■ **GESTELLTE AUFGABE 1**
Fasse den Textauszug über Lessing und das Islambild der Aufklärung in zwei Sätzen zusammen.
■ **GESTELLTE AUFGABE 2**
Beantworte anhand des Textauszugs über Lessing und das Islambild der Aufklärung diese Fragen:
(a) Als was galt der Islam dem Mittelalter?
(b) Weshalb handelte es sich bei Lessings Lektüre über den Islam vor allem um orientalistische Literatur?
(c) In welchem Jahr erschien die Koranübersetzung von George Sale?

Um die Bedeutung von Lessings Auseinandersetzung mit dem Islam einschätzen zu können, muss man zunächst einen Blick auf das Islambild der Aufklärung werfen. Die Aufklärung begünstigte die Auseinandersetzung mit fremden Religionen und Kulturen und es entstand zum erstenmal ein echtes wissenschaftliches Interesse am Islam. Dennoch kann man nicht von einer großen Änderung in der allgemeinen Meinung sprechen. Annemarie Schimmel spricht in ihrer Einschätzung vorsichtig von einem „Wandel in der Haltung einer gewissen Gruppe von Gelehrten“. Noch kritischer beurteilt Edward Said die Entwicklung: Die säkularisierende Tendenz der Aufklärung habe die alten religiösen Muster des Mittelalters nicht einfach abgeschafft, vielmehr wurden sie „rekonstruiert, wieder angewendet; in dem säkularen Rahmen neu verteilt.“

Kontinuitäten bestehen vor allem in der Sicht auf den Islam als das Fremde. Dem Mittelalter galt der Islam als Prototyp des Fremden und des Feindes, indem er als Häresie, Heidentum oder Teufelswerk verstanden wurde. Vor dem Hintergrund des veränderten Menschenbildes der Aufklärung, das die Vernunftorientierung des Menschen in den Vordergrund rückte, machte das Bild auch des Fremden bestimmte Veränderungen durch. Tatsächlich bildete sich in der Aufklärung eine neue Kritik an den „Anderen“ heraus, „deren zentrales Thema das der vermeintlich mangelnden Vernunft ist“ (Hentges). Diese Sicht auf den Islam begegnet uns auch, wenn wir die Quellen betrachten, aus denen sich Lessing über den Islam informiert hat.
Lessing hat so gut wie alles gelesen, was damals an Literatur über den Islam greifbar war. Er konnte natürlich kein Arabisch oder Türkisch, deswegen handelte es sich vor allem um orientalistische Literatur. Dabei ist er sehr unterschiedlichen Einstellungen begegnet. Er kannte z.B. die Koranübersetzung (1734) von George Sale, einem englischen Anwalt - die erste einigermaßen verlässliche Übersetzung in eine moderne Sprache. Dieser Übersetzung ist ein langes Vorwort vorangestellt (Preliminary Discourse), in dem sich Sale zur Darstellung des Islam auch auf muslimische Quellen stützt. Gelehrte wie Sale waren darum bemüht, viele Vorurteile gegen den Islam zu widerlegen und sich sachlich mit ihm auseinander zu setzen.

■ **DATENBLOCK**
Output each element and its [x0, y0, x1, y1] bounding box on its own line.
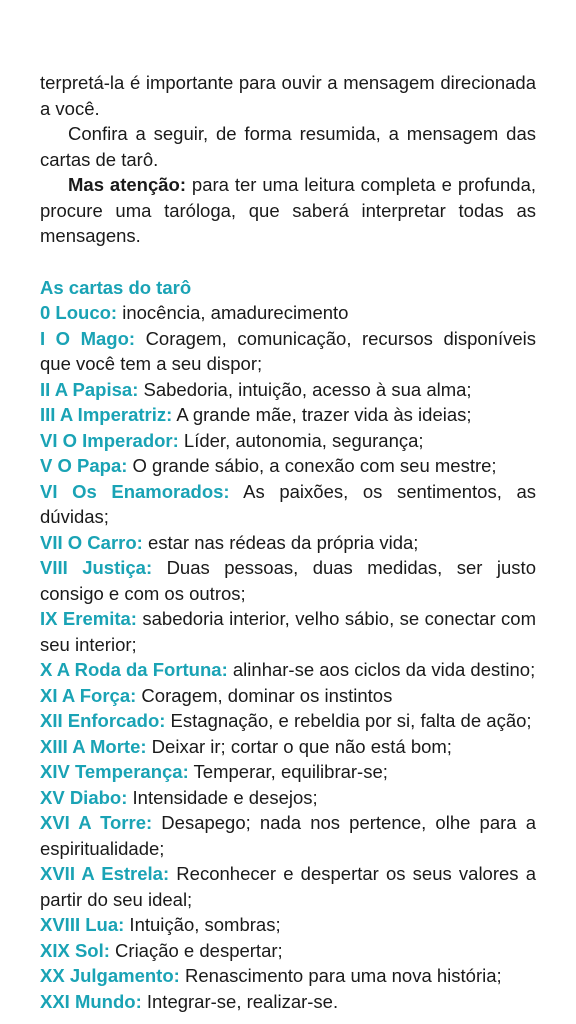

■ **LÖSUNG DER AUFGABE 1**
Die Aufklärung weckte zum ersten Mal ein echtes wissenschaftliches Interesse am Islam, doch die Sicht auf ihn als das Fremde bestand fort und verband sich mit einer neuen Kritik an vermeintlich mangelnder Vernunft. Lessing las fast alle damals greifbare, vor allem orientalistische Literatur über den Islam, darunter die Koranübersetzung von George Sale aus dem Jahr 1734, deren Vorwort sich auch auf muslimische Quellen stützt.

■ **LÖSUNG DER AUFGABE 2**
(a) Als Prototyp des Fremden und des Feindes, verstanden als Häresie, Heidentum oder Teufelswerk.
(b) Weil er kein Arabisch oder Türkisch konnte.
(c) 1734.